** Begin Provided data **

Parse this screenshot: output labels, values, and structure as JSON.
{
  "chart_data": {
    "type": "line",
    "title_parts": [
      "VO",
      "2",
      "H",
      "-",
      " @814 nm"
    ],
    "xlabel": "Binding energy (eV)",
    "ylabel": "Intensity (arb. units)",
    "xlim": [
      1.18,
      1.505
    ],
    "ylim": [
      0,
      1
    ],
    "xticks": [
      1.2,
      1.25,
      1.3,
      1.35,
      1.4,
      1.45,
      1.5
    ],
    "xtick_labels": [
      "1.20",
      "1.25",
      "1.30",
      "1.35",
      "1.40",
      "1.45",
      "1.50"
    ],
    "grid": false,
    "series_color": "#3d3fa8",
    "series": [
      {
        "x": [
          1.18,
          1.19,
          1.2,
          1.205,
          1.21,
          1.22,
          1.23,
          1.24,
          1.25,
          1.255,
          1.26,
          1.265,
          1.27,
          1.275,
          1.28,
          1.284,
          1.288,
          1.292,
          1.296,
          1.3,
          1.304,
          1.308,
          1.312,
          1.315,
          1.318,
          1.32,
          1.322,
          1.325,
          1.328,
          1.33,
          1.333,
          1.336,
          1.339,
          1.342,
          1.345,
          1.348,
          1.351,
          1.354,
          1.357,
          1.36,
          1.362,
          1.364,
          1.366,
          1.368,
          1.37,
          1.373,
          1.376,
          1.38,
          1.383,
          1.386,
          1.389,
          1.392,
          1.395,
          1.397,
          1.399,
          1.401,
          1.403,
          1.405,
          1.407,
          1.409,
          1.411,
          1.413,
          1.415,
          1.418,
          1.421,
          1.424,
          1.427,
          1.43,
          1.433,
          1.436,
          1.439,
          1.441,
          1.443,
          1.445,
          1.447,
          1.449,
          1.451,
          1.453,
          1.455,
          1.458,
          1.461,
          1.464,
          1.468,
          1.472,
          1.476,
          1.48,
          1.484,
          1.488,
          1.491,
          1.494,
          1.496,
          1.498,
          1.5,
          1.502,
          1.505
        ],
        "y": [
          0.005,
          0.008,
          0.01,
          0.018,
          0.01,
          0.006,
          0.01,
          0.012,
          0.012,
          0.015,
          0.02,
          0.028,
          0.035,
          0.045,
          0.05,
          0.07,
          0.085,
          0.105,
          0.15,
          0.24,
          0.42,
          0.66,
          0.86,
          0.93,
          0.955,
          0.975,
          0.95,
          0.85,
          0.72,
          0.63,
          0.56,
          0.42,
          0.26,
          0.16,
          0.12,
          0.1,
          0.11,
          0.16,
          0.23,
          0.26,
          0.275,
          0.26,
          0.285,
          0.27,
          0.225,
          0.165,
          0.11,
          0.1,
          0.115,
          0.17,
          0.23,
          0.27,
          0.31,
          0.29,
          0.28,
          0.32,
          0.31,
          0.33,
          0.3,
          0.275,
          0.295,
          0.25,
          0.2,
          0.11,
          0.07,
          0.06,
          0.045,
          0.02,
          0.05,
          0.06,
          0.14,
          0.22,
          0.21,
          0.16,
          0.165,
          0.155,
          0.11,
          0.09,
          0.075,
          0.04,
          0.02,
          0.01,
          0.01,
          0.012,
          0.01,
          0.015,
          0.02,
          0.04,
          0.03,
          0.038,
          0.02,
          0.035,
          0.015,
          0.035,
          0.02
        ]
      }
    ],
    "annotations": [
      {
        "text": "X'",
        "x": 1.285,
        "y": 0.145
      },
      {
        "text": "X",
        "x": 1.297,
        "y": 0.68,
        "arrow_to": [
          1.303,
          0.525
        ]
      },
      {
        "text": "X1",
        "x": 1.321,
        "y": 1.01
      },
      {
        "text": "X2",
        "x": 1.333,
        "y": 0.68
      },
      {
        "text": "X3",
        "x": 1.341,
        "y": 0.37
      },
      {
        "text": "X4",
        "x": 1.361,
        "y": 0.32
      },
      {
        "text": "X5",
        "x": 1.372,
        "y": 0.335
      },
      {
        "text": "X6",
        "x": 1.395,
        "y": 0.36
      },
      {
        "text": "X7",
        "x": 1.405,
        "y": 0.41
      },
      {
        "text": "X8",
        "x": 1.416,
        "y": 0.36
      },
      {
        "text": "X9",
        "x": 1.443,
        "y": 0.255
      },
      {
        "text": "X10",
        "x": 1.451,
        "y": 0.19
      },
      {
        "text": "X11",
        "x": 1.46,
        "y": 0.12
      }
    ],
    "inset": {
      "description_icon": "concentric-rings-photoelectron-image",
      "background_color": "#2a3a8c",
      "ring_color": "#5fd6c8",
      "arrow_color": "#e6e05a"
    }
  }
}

** End Provided data **

• Given request:
Set down the listing in full, keeping every word exactly as it is.

• Complete output:
Parse this screenshot: output labels, values, and structure as JSON.
{
  "chart_data": {
    "type": "line",
    "title_parts": [
      "VO",
      "2",
      "H",
      "-",
      " @814 nm"
    ],
    "xlabel": "Binding energy (eV)",
    "ylabel": "Intensity (arb. units)",
    "xlim": [
      1.18,
      1.505
    ],
    "ylim": [
      0,
      1
    ],
    "xticks": [
      1.2,
      1.25,
      1.3,
      1.35,
      1.4,
      1.45,
      1.5
    ],
    "xtick_labels": [
      "1.20",
      "1.25",
      "1.30",
      "1.35",
      "1.40",
      "1.45",
      "1.50"
    ],
    "grid": false,
    "series_color": "#3d3fa8",
    "series": [
      {
        "x": [
          1.18,
          1.19,
          1.2,
          1.205,
          1.21,
          1.22,
          1.23,
          1.24,
          1.25,
          1.255,
          1.26,
          1.265,
          1.27,
          1.275,
          1.28,
          1.284,
          1.288,
          1.292,
          1.296,
          1.3,
          1.304,
          1.308,
          1.312,
          1.315,
          1.318,
          1.32,
          1.322,
          1.325,
          1.328,
          1.33,
          1.333,
          1.336,
          1.339,
          1.342,
          1.345,
          1.348,
          1.351,
          1.354,
          1.357,
          1.36,
          1.362,
          1.364,
          1.366,
          1.368,
          1.37,
          1.373,
          1.376,
          1.38,
          1.383,
          1.386,
          1.389,
          1.392,
          1.395,
          1.397,
          1.399,
          1.401,
          1.403,
          1.405,
          1.407,
          1.409,
          1.411,
          1.413,
          1.415,
          1.418,
          1.421,
          1.424,
          1.427,
          1.43,
          1.433,
          1.436,
          1.439,
          1.441,
          1.443,
          1.445,
          1.447,
          1.449,
          1.451,
          1.453,
          1.455,
          1.458,
          1.461,
          1.464,
          1.468,
          1.472,
          1.476,
          1.48,
          1.484,
          1.488,
          1.491,
          1.494,
          1.496,
          1.498,
          1.5,
          1.502,
          1.505
        ],
        "y": [
          0.005,
          0.008,
          0.01,
          0.018,
          0.01,
          0.006,
          0.01,
          0.012,
          0.012,
          0.015,
          0.02,
          0.028,
          0.035,
          0.045,
          0.05,
          0.07,
          0.085,
          0.105,
          0.15,
          0.24,
          0.42,
          0.66,
          0.86,
          0.93,
          0.955,
          0.975,
          0.95,
          0.85,
          0.72,
          0.63,
          0.56,
          0.42,
          0.26,
          0.16,
          0.12,
          0.1,
          0.11,
          0.16,
          0.23,
          0.26,
          0.275,
          0.26,
          0.285,
          0.27,
          0.225,
          0.165,
          0.11,
          0.1,
          0.115,
          0.17,
          0.23,
          0.27,
          0.31,
          0.29,
          0.28,
          0.32,
          0.31,
          0.33,
          0.3,
          0.275,
          0.295,
          0.25,
          0.2,
          0.11,
          0.07,
          0.06,
          0.045,
          0.02,
          0.05,
          0.06,
          0.14,
          0.22,
          0.21,
          0.16,
          0.165,
          0.155,
          0.11,
          0.09,
          0.075,
          0.04,
          0.02,
          0.01,
          0.01,
          0.012,
          0.01,
          0.015,
          0.02,
          0.04,
          0.03,
          0.038,
          0.02,
          0.035,
          0.015,
          0.035,
          0.02
        ]
      }
    ],
    "annotations": [
      {
        "text": "X'",
        "x": 1.285,
        "y": 0.145
      },
      {
        "text": "X",
        "x": 1.297,
        "y": 0.68,
        "arrow_to": [
          1.303,
          0.525
        ]
      },
      {
        "text": "X1",
        "x": 1.321,
        "y": 1.01
      },
      {
        "text": "X2",
        "x": 1.333,
        "y": 0.68
      },
      {
        "text": "X3",
        "x": 1.341,
        "y": 0.37
      },
      {
        "text": "X4",
        "x": 1.361,
        "y": 0.32
      },
      {
        "text": "X5",
        "x": 1.372,
        "y": 0.335
      },
      {
        "text": "X6",
        "x": 1.395,
        "y": 0.36
      },
      {
        "text": "X7",
        "x": 1.405,
        "y": 0.41
      },
      {
        "text": "X8",
        "x": 1.416,
        "y": 0.36
      },
      {
        "text": "X9",
        "x": 1.443,
        "y": 0.255
      },
      {
        "text": "X10",
        "x": 1.451,
        "y": 0.19
      },
      {
        "text": "X11",
        "x": 1.46,
        "y": 0.12
      }
    ],
    "inset": {
      "description_icon": "concentric-rings-photoelectron-image",
      "background_color": "#2a3a8c",
      "ring_color": "#5fd6c8",
      "arrow_color": "#e6e05a"
    }
  }
}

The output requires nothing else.